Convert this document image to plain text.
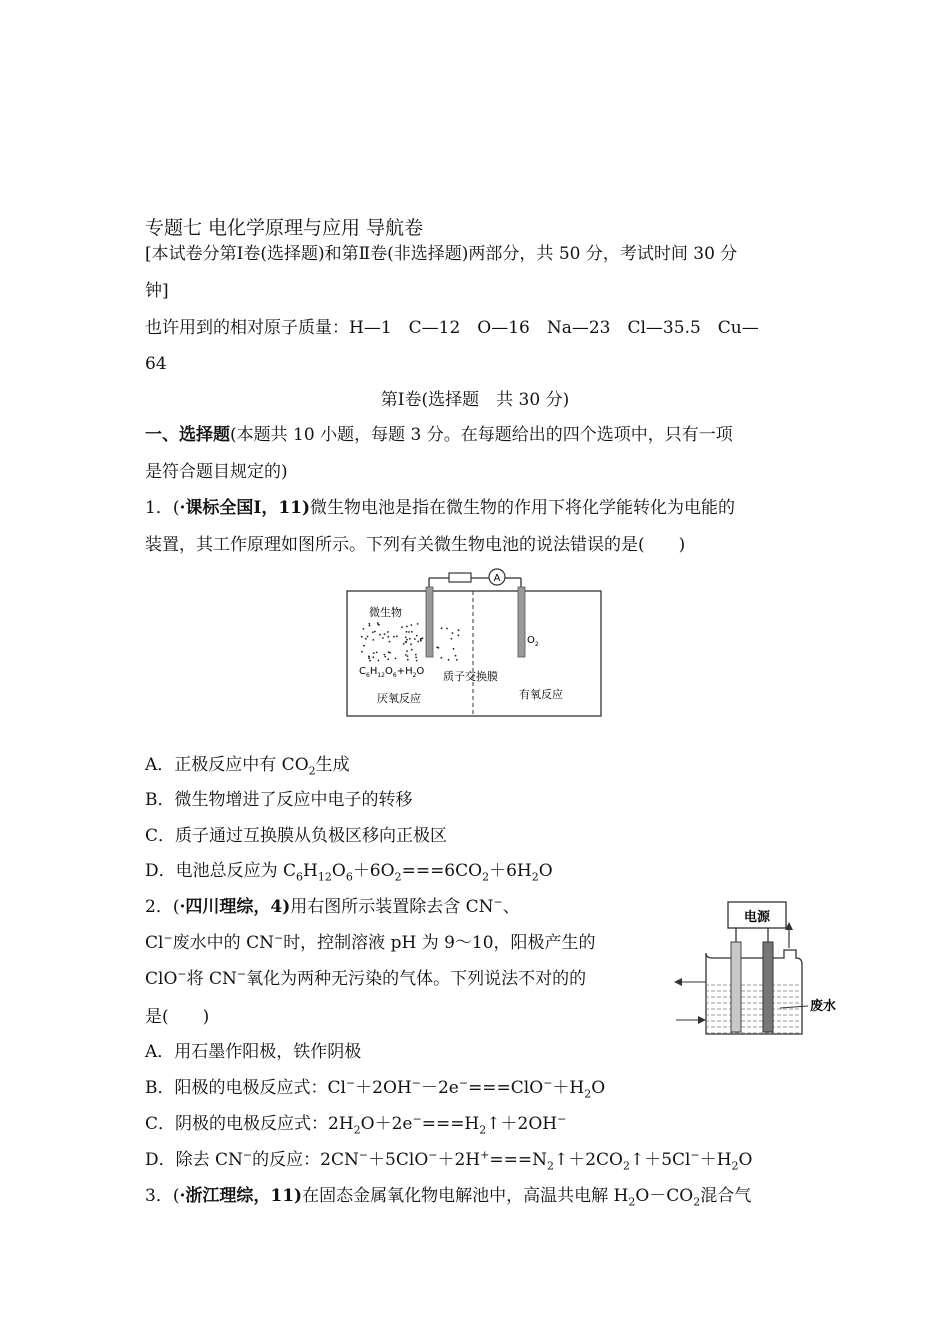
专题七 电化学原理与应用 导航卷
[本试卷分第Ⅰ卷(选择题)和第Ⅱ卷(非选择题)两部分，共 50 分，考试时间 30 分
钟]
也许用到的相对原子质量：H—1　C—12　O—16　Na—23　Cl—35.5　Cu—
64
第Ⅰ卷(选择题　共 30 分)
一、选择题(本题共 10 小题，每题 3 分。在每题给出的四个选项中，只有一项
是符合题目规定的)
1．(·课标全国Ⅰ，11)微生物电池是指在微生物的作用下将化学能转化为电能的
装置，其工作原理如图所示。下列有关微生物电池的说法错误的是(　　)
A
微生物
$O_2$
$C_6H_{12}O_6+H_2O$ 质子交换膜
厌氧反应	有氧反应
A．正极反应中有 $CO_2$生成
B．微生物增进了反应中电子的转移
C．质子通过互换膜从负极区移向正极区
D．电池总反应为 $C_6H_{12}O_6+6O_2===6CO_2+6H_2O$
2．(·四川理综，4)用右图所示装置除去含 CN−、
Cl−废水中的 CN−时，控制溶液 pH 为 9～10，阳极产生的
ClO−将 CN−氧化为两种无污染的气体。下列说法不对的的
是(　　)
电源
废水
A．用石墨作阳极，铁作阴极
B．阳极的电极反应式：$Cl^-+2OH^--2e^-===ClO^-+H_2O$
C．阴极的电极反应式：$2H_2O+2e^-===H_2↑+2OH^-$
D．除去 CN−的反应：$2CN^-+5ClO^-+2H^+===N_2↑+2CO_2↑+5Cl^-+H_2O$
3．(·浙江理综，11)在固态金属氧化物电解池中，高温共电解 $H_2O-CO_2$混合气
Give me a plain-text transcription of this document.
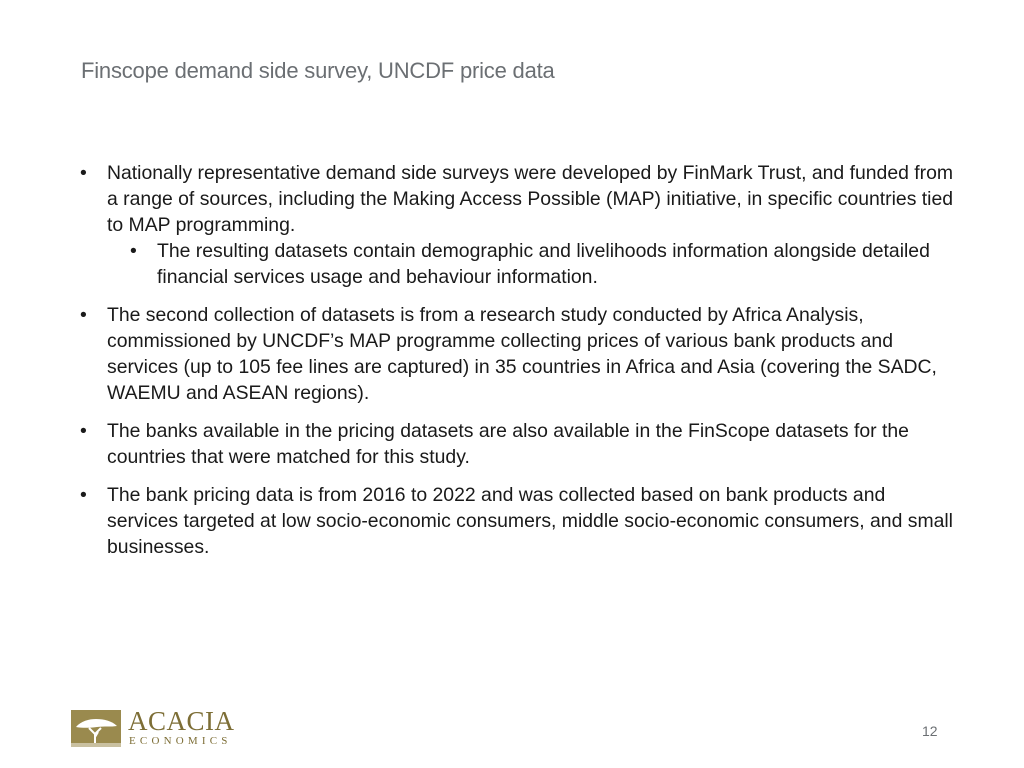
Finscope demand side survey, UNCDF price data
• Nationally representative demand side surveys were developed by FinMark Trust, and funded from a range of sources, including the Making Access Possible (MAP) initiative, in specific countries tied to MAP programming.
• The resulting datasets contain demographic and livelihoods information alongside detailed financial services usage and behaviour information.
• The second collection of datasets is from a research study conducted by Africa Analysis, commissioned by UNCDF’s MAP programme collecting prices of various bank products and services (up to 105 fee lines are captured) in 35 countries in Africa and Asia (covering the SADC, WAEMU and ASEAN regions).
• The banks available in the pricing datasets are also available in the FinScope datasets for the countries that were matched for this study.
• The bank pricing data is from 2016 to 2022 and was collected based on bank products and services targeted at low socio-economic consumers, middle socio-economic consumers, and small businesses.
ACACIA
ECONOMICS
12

* [SHORT TASK]: What comes back should match the records exactly, minus any pictures.

* [WRITTEN SOLUTION]:
Convert this document image to plain text.
专题七 电化学原理与应用 导航卷
[本试卷分第Ⅰ卷(选择题)和第Ⅱ卷(非选择题)两部分，共 50 分，考试时间 30 分
钟]
也许用到的相对原子质量：H—1　C—12　O—16　Na—23　Cl—35.5　Cu—
64
第Ⅰ卷(选择题　共 30 分)
一、选择题(本题共 10 小题，每题 3 分。在每题给出的四个选项中，只有一项
是符合题目规定的)
1．(·课标全国Ⅰ，11)微生物电池是指在微生物的作用下将化学能转化为电能的
装置，其工作原理如图所示。下列有关微生物电池的说法错误的是(　　)
A
微生物
$O_2$
$C_6H_{12}O_6+H_2O$ 质子交换膜
厌氧反应	有氧反应
A．正极反应中有 $CO_2$生成
B．微生物增进了反应中电子的转移
C．质子通过互换膜从负极区移向正极区
D．电池总反应为 $C_6H_{12}O_6+6O_2===6CO_2+6H_2O$
2．(·四川理综，4)用右图所示装置除去含 CN−、
Cl−废水中的 CN−时，控制溶液 pH 为 9～10，阳极产生的
ClO−将 CN−氧化为两种无污染的气体。下列说法不对的的
是(　　)
电源
废水
A．用石墨作阳极，铁作阴极
B．阳极的电极反应式：$Cl^-+2OH^--2e^-===ClO^-+H_2O$
C．阴极的电极反应式：$2H_2O+2e^-===H_2↑+2OH^-$
D．除去 CN−的反应：$2CN^-+5ClO^-+2H^+===N_2↑+2CO_2↑+5Cl^-+H_2O$
3．(·浙江理综，11)在固态金属氧化物电解池中，高温共电解 $H_2O-CO_2$混合气
Give me a plain-text transcription of this document.
Finscope demand side survey, UNCDF price data
• Nationally representative demand side surveys were developed by FinMark Trust, and funded from a range of sources, including the Making Access Possible (MAP) initiative, in specific countries tied to MAP programming.
• The resulting datasets contain demographic and livelihoods information alongside detailed financial services usage and behaviour information.
• The second collection of datasets is from a research study conducted by Africa Analysis, commissioned by UNCDF’s MAP programme collecting prices of various bank products and services (up to 105 fee lines are captured) in 35 countries in Africa and Asia (covering the SADC, WAEMU and ASEAN regions).
• The banks available in the pricing datasets are also available in the FinScope datasets for the countries that were matched for this study.
• The bank pricing data is from 2016 to 2022 and was collected based on bank products and services targeted at low socio-economic consumers, middle socio-economic consumers, and small businesses.
ACACIA
ECONOMICS
12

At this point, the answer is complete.